Passage shown:
■ ■ ■ ■ ■
The Timberwolves’ bench roared back in approval, emboldened by the rare bit of Conley trash talk. The genteel version of Conley was nowhere to be found on Thursday night in Minnesota’s 117-93 victory that evened the series 1-1. After a most disappointing performance in the series opener that featured a decided lack of edge, Conley took it upon himself to set the tone for Game 2, a game the Timberwolves could not afford to lose.
With Steph Curry out for at least the next three games with a strained hamstring, the new biggest priority for the Timberwolves’ defense was to get a handle on Hield, the sharpshooter who scored 24 points in Game 1 and hit nine 3-pointers to help the Warriors beat the Houston Rockets in Game 7 of their first-round series. Timberwolves coach Chris Finch had several options for guarding Hield, including perimeter stoppers Jaden McDaniels and Nickeil Alexander-Walker.
■ ■ ■ ■ ■
Extracted information:
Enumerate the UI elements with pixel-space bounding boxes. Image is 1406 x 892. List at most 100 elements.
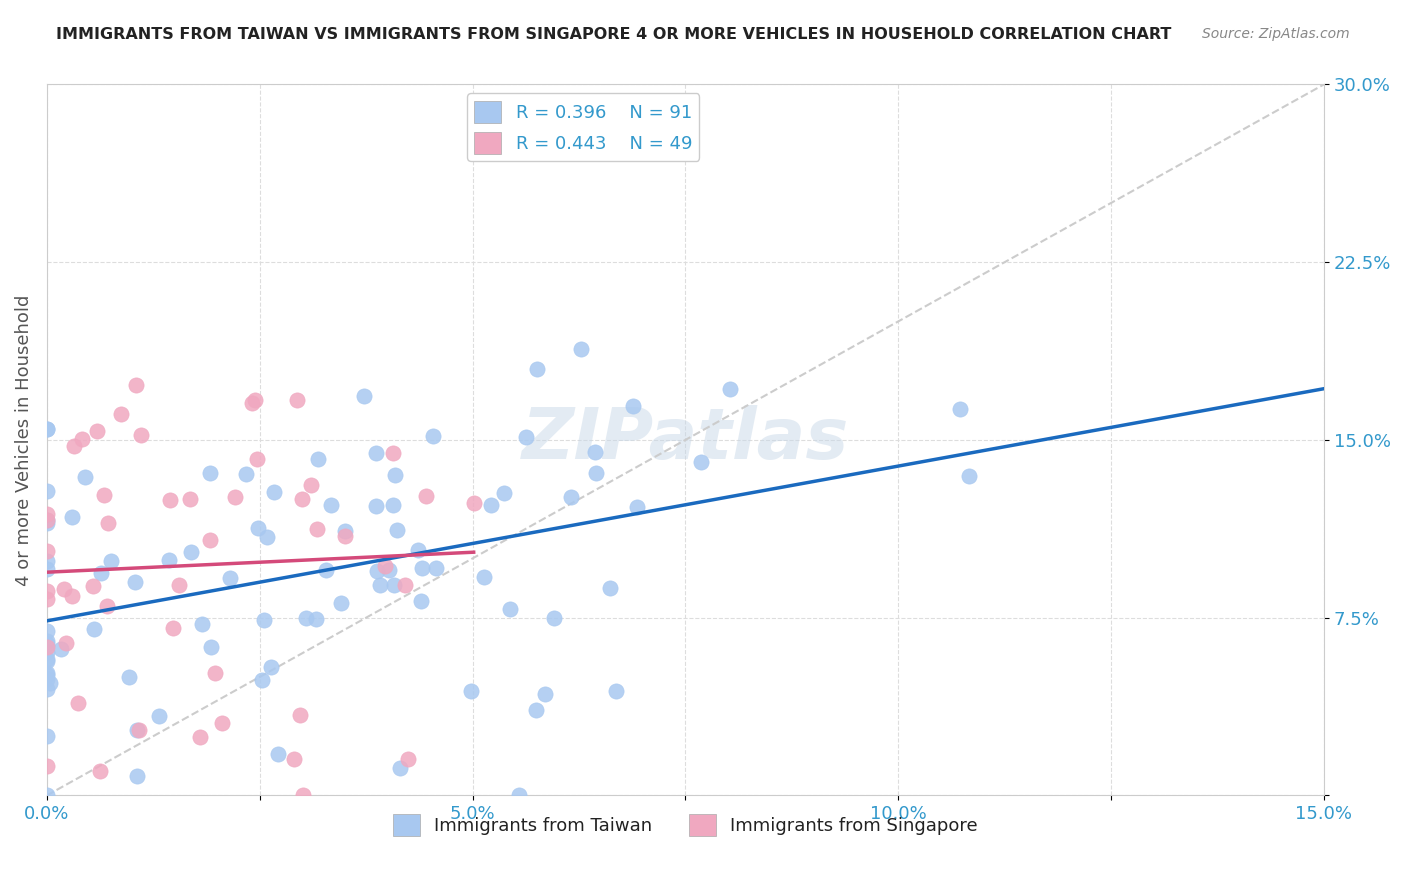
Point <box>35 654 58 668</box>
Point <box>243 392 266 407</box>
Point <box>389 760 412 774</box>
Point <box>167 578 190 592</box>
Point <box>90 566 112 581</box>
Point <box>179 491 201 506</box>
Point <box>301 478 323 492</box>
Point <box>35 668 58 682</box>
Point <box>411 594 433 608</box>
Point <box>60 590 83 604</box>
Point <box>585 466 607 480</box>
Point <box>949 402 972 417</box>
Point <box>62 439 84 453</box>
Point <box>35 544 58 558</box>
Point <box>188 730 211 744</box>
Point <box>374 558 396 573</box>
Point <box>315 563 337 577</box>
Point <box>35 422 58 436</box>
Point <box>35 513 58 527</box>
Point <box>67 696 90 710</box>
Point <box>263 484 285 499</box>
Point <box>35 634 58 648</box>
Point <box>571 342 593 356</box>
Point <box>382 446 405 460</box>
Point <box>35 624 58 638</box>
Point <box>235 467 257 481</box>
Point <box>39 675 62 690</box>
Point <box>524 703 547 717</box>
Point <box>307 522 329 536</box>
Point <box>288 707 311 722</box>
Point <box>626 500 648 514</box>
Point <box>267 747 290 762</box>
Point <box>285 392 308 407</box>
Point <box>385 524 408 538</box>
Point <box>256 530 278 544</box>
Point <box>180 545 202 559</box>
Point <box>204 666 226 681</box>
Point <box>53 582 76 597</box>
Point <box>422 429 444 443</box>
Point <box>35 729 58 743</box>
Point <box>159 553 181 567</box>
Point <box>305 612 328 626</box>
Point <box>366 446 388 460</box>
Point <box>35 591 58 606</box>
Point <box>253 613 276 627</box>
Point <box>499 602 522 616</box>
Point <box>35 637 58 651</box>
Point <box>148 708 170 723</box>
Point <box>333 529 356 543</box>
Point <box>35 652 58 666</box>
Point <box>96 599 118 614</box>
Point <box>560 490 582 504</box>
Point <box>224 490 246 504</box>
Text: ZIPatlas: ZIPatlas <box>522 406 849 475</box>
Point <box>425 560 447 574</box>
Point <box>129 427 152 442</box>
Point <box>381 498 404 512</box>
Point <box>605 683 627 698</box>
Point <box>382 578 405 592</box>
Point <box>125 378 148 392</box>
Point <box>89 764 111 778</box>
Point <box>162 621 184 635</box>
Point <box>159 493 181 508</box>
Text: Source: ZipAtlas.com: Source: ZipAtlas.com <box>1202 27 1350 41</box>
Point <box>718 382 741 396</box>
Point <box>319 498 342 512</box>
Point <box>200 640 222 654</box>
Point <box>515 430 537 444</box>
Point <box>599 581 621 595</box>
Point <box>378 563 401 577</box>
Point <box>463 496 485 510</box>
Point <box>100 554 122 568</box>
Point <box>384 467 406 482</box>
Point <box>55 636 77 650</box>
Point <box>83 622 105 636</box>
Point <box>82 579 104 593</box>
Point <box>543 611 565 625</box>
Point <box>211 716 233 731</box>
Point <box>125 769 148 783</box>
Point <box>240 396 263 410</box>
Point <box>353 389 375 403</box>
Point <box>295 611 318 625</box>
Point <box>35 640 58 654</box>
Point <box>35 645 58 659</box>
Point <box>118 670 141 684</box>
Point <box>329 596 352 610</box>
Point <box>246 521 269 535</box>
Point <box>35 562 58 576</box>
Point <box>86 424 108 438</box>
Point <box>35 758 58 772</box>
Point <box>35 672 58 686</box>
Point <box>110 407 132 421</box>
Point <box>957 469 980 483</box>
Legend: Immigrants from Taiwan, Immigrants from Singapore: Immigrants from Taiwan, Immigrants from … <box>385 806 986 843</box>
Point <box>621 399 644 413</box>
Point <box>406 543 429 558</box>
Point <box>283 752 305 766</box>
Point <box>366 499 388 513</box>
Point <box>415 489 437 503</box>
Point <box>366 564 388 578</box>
■ ■ ■ ■ ■
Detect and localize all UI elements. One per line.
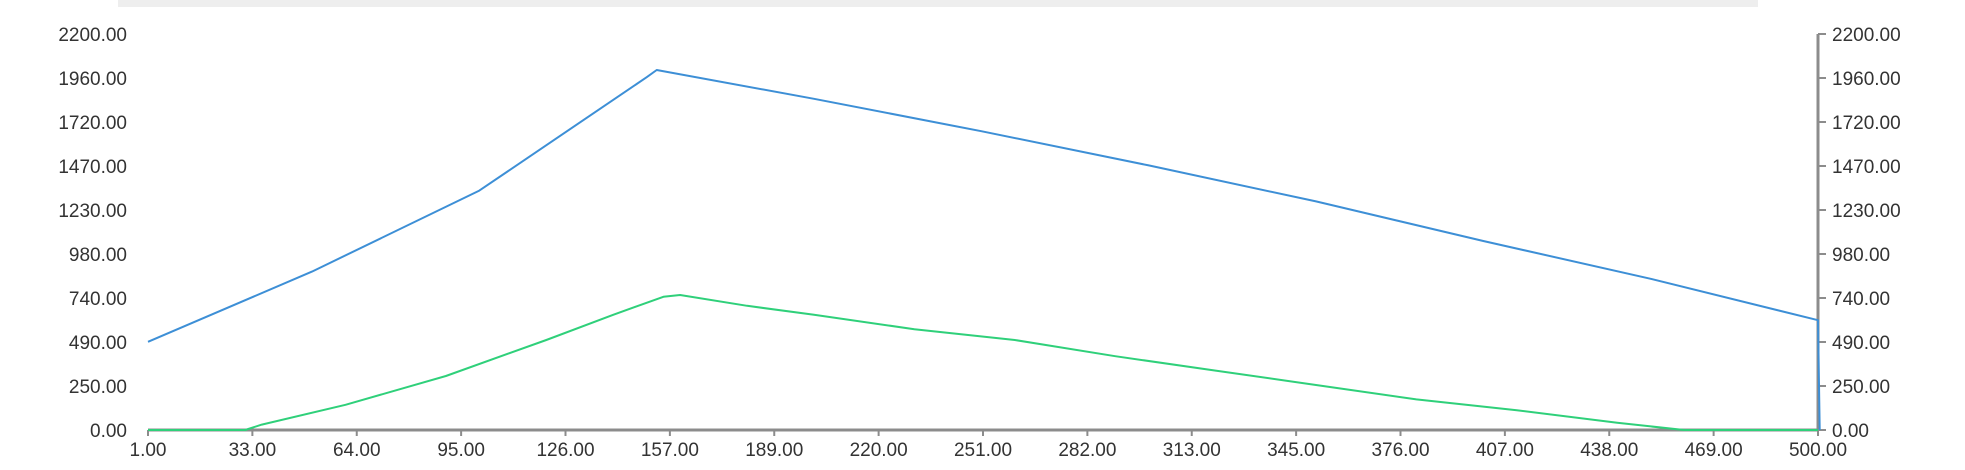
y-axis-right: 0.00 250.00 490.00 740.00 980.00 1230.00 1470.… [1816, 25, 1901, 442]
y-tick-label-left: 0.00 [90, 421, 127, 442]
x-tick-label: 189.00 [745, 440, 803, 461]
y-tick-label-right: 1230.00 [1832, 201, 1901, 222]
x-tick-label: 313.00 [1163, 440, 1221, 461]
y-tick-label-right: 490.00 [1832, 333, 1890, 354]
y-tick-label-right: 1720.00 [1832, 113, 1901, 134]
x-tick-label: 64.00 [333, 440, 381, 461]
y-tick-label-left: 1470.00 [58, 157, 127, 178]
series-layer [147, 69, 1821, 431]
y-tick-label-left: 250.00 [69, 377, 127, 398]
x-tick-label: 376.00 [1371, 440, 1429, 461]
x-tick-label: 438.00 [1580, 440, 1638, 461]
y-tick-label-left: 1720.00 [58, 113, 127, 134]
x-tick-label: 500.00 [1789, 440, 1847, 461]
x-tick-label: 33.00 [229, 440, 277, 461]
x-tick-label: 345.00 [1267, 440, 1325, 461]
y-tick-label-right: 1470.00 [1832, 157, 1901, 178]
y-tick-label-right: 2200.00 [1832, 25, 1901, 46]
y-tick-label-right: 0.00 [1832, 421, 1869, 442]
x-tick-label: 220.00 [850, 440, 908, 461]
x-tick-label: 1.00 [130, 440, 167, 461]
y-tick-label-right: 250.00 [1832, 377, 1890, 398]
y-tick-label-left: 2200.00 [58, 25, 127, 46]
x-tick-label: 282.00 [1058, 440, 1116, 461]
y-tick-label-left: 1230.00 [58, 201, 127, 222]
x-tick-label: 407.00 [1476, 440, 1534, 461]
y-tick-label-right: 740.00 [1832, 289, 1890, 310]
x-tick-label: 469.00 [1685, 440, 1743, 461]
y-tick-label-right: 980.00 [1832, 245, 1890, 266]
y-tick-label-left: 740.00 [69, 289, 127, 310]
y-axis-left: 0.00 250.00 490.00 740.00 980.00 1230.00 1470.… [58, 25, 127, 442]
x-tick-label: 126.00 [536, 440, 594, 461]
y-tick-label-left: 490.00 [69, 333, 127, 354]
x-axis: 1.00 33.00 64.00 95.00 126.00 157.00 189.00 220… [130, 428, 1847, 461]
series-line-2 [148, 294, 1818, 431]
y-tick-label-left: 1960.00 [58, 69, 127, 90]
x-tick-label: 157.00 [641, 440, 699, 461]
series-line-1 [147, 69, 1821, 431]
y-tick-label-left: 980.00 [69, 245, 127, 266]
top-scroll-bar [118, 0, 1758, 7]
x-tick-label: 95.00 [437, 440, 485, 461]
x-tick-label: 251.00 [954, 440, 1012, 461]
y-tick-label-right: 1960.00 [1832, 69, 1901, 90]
■ ■ ■ ■ ■
Required work:
a. Rename "Hield" as "Buddy Hield" in the playoff report, starting at "The Timberwolves’ bench" and ending at "and Nickeil Alexander-Walker.".
b. By what score did Minnesota win on Thursday night, according to the playoff report?
c. Proceed with the playoff report from the point where it stops.
The records were drawn from a separate source.

Final results:
a.
The Timberwolves’ bench roared back in approval, emboldened by the rare bit of Conley trash talk. The genteel version of Conley was nowhere to be found on Thursday night in Minnesota’s 117-93 victory that evened the series 1-1. After a most disappointing performance in the series opener that featured a decided lack of edge, Conley took it upon himself to set the tone for Game 2, a game the Timberwolves could not afford to lose.
With Steph Curry out for at least the next three games with a strained hamstring, the new biggest priority for the Timberwolves’ defense was to get a handle on Buddy Hield, the sharpshooter who scored 24 points in Game 1 and hit nine 3-pointers to help the Warriors beat the Houston Rockets in Game 7 of their first-round series. Timberwolves coach Chris Finch had several options for guarding Buddy Hield, including perimeter stoppers Jaden McDaniels and Nickeil Alexander-Walker.

b. 117-93

c.
But Finch and defensive coordinator Elston Turner understood how important the first few minutes of Game 2 were for this series. They needed a strong start. They needed to play with energy and tenacity. So the coaches turned to their 37-year-old point guard to handle the responsibility of chasing Hield through the gauntlet of screens that the Warriors’ offense employs to spring their movement shooter.
“I just wanted to really show the guys I’m going to do whatever I can for the team, sacrifice,” Conley said. “That’s all I was focused on for the majority of the game. I know our guys kind of fed off the energy I was bringing.”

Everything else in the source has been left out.